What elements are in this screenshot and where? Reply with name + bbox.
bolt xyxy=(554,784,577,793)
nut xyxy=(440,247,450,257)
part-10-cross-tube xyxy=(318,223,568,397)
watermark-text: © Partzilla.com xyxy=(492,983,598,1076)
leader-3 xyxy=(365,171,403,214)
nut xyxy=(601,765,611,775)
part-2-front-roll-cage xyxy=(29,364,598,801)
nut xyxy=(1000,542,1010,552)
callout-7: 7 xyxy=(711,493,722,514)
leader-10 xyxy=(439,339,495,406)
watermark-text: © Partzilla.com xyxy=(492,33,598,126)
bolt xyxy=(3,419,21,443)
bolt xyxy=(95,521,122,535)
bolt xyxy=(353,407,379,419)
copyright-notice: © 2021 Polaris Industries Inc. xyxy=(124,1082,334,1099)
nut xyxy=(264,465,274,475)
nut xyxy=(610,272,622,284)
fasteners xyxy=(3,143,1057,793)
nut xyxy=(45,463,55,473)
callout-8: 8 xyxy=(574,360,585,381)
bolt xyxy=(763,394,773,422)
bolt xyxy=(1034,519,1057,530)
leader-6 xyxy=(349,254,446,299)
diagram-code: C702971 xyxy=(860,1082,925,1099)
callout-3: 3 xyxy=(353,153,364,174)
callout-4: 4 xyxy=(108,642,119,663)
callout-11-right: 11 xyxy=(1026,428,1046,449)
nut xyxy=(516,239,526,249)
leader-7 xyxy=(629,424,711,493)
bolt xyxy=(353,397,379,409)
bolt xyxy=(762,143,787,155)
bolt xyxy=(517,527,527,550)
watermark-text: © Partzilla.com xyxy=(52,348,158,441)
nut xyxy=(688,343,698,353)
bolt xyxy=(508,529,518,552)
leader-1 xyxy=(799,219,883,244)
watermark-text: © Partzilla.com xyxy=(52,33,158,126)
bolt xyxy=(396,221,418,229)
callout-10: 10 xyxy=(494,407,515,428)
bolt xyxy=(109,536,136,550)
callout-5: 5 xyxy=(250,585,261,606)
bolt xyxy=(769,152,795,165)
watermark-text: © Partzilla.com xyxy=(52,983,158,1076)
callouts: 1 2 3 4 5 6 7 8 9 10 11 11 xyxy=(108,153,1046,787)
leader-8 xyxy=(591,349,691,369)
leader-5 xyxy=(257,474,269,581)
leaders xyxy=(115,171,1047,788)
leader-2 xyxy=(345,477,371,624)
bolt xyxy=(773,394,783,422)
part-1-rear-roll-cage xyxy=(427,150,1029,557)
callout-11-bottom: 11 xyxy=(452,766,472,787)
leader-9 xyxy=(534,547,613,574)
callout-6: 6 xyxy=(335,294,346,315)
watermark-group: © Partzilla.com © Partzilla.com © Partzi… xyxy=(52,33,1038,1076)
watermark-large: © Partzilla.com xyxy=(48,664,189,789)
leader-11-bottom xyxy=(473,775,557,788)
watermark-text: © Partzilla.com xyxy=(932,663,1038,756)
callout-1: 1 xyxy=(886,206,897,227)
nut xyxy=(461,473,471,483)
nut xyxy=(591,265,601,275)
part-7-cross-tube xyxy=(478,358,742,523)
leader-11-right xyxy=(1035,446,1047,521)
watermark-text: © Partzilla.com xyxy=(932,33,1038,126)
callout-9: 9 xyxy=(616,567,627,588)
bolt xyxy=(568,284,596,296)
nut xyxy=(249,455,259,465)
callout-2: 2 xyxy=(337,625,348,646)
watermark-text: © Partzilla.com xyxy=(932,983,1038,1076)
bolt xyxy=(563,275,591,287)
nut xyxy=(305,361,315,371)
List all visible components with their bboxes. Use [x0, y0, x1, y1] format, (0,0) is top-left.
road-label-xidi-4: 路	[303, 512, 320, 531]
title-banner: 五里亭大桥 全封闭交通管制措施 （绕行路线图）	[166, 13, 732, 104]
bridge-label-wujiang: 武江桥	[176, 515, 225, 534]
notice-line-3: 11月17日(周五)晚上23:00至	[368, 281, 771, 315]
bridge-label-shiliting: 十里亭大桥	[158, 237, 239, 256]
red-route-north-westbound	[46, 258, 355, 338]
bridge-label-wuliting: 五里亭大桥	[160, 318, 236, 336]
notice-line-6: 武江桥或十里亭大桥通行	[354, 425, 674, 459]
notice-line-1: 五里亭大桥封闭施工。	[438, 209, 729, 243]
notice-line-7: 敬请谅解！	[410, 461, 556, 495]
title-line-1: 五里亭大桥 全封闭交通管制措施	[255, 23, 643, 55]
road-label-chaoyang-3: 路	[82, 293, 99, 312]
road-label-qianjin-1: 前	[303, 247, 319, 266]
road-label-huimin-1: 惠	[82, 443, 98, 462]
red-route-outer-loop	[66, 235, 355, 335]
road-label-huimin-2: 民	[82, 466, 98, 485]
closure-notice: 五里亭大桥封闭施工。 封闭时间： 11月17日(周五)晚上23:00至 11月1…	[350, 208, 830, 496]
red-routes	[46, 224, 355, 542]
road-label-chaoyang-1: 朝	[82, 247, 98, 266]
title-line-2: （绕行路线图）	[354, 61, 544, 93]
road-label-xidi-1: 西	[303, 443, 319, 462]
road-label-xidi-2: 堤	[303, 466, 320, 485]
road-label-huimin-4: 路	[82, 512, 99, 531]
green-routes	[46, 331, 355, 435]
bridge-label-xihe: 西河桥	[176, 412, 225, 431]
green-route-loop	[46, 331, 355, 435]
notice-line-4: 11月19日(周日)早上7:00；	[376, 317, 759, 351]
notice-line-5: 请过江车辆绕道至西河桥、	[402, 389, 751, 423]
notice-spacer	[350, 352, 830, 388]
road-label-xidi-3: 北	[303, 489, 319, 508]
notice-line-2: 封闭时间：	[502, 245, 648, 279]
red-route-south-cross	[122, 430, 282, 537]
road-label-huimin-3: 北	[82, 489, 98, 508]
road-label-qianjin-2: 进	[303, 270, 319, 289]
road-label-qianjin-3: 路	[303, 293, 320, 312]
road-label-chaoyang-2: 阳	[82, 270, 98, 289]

※

WORK REQUIRED. Change "watermark-text" to "watermark-label" wherever it appears in the rows above, and reproduce all the rows with everything else unchanged.

ANSWER BELOW.
What elements are in this screenshot and where? Reply with name + bbox.
bolt xyxy=(554,784,577,793)
nut xyxy=(440,247,450,257)
part-10-cross-tube xyxy=(318,223,568,397)
watermark-label: © Partzilla.com xyxy=(492,983,598,1076)
leader-3 xyxy=(365,171,403,214)
nut xyxy=(601,765,611,775)
part-2-front-roll-cage xyxy=(29,364,598,801)
nut xyxy=(1000,542,1010,552)
callout-7: 7 xyxy=(711,493,722,514)
leader-10 xyxy=(439,339,495,406)
watermark-label: © Partzilla.com xyxy=(492,33,598,126)
bolt xyxy=(3,419,21,443)
bolt xyxy=(95,521,122,535)
bolt xyxy=(353,407,379,419)
copyright-notice: © 2021 Polaris Industries Inc. xyxy=(124,1082,334,1099)
nut xyxy=(264,465,274,475)
nut xyxy=(610,272,622,284)
fasteners xyxy=(3,143,1057,793)
nut xyxy=(45,463,55,473)
callout-8: 8 xyxy=(574,360,585,381)
bolt xyxy=(763,394,773,422)
bolt xyxy=(1034,519,1057,530)
leader-6 xyxy=(349,254,446,299)
diagram-code: C702971 xyxy=(860,1082,925,1099)
callout-3: 3 xyxy=(353,153,364,174)
callout-4: 4 xyxy=(108,642,119,663)
callout-11-right: 11 xyxy=(1026,428,1046,449)
nut xyxy=(516,239,526,249)
leader-7 xyxy=(629,424,711,493)
bolt xyxy=(353,397,379,409)
bolt xyxy=(762,143,787,155)
bolt xyxy=(517,527,527,550)
watermark-label: © Partzilla.com xyxy=(52,348,158,441)
nut xyxy=(688,343,698,353)
bolt xyxy=(508,529,518,552)
leader-1 xyxy=(799,219,883,244)
watermark-label: © Partzilla.com xyxy=(52,33,158,126)
bolt xyxy=(396,221,418,229)
callout-10: 10 xyxy=(494,407,515,428)
bolt xyxy=(109,536,136,550)
callout-5: 5 xyxy=(250,585,261,606)
bolt xyxy=(769,152,795,165)
watermark-label: © Partzilla.com xyxy=(52,983,158,1076)
callouts: 1 2 3 4 5 6 7 8 9 10 11 11 xyxy=(108,153,1046,787)
leader-8 xyxy=(591,349,691,369)
leader-5 xyxy=(257,474,269,581)
leaders xyxy=(115,171,1047,788)
leader-2 xyxy=(345,477,371,624)
bolt xyxy=(773,394,783,422)
part-1-rear-roll-cage xyxy=(427,150,1029,557)
callout-11-bottom: 11 xyxy=(452,766,472,787)
leader-9 xyxy=(534,547,613,574)
callout-6: 6 xyxy=(335,294,346,315)
watermark-group: © Partzilla.com © Partzilla.com © Partzi… xyxy=(52,33,1038,1076)
watermark-large: © Partzilla.com xyxy=(48,664,189,789)
leader-11-bottom xyxy=(473,775,557,788)
watermark-label: © Partzilla.com xyxy=(932,663,1038,756)
callout-1: 1 xyxy=(886,206,897,227)
nut xyxy=(461,473,471,483)
nut xyxy=(591,265,601,275)
part-7-cross-tube xyxy=(478,358,742,523)
leader-11-right xyxy=(1035,446,1047,521)
watermark-label: © Partzilla.com xyxy=(932,33,1038,126)
callout-9: 9 xyxy=(616,567,627,588)
bolt xyxy=(568,284,596,296)
nut xyxy=(249,455,259,465)
callout-2: 2 xyxy=(337,625,348,646)
watermark-label: © Partzilla.com xyxy=(932,983,1038,1076)
bolt xyxy=(563,275,591,287)
nut xyxy=(305,361,315,371)
List all visible components with their bboxes. Use [x0, y0, x1, y1] format, (0,0) is top-left.
road-label-xidi-4: 路	[303, 512, 320, 531]
title-banner: 五里亭大桥 全封闭交通管制措施 （绕行路线图）	[166, 13, 732, 104]
bridge-label-wujiang: 武江桥	[176, 515, 225, 534]
notice-line-3: 11月17日(周五)晚上23:00至	[368, 281, 771, 315]
bridge-label-shiliting: 十里亭大桥	[158, 237, 239, 256]
red-route-north-westbound	[46, 258, 355, 338]
bridge-label-wuliting: 五里亭大桥	[160, 318, 236, 336]
notice-line-6: 武江桥或十里亭大桥通行	[354, 425, 674, 459]
notice-line-1: 五里亭大桥封闭施工。	[438, 209, 729, 243]
notice-line-7: 敬请谅解！	[410, 461, 556, 495]
title-line-1: 五里亭大桥 全封闭交通管制措施	[255, 23, 643, 55]
road-label-chaoyang-3: 路	[82, 293, 99, 312]
road-label-qianjin-1: 前	[303, 247, 319, 266]
road-label-huimin-1: 惠	[82, 443, 98, 462]
red-route-outer-loop	[66, 235, 355, 335]
road-label-huimin-2: 民	[82, 466, 98, 485]
closure-notice: 五里亭大桥封闭施工。 封闭时间： 11月17日(周五)晚上23:00至 11月1…	[350, 208, 830, 496]
red-routes	[46, 224, 355, 542]
road-label-chaoyang-1: 朝	[82, 247, 98, 266]
title-line-2: （绕行路线图）	[354, 61, 544, 93]
road-label-xidi-1: 西	[303, 443, 319, 462]
road-label-xidi-2: 堤	[303, 466, 320, 485]
road-label-huimin-4: 路	[82, 512, 99, 531]
green-routes	[46, 331, 355, 435]
bridge-label-xihe: 西河桥	[176, 412, 225, 431]
green-route-loop	[46, 331, 355, 435]
notice-line-4: 11月19日(周日)早上7:00；	[376, 317, 759, 351]
notice-line-5: 请过江车辆绕道至西河桥、	[402, 389, 751, 423]
notice-spacer	[350, 352, 830, 388]
road-label-xidi-3: 北	[303, 489, 319, 508]
notice-line-2: 封闭时间：	[502, 245, 648, 279]
red-route-south-cross	[122, 430, 282, 537]
road-label-huimin-3: 北	[82, 489, 98, 508]
road-label-qianjin-2: 进	[303, 270, 319, 289]
road-label-qianjin-3: 路	[303, 293, 320, 312]
road-label-chaoyang-2: 阳	[82, 270, 98, 289]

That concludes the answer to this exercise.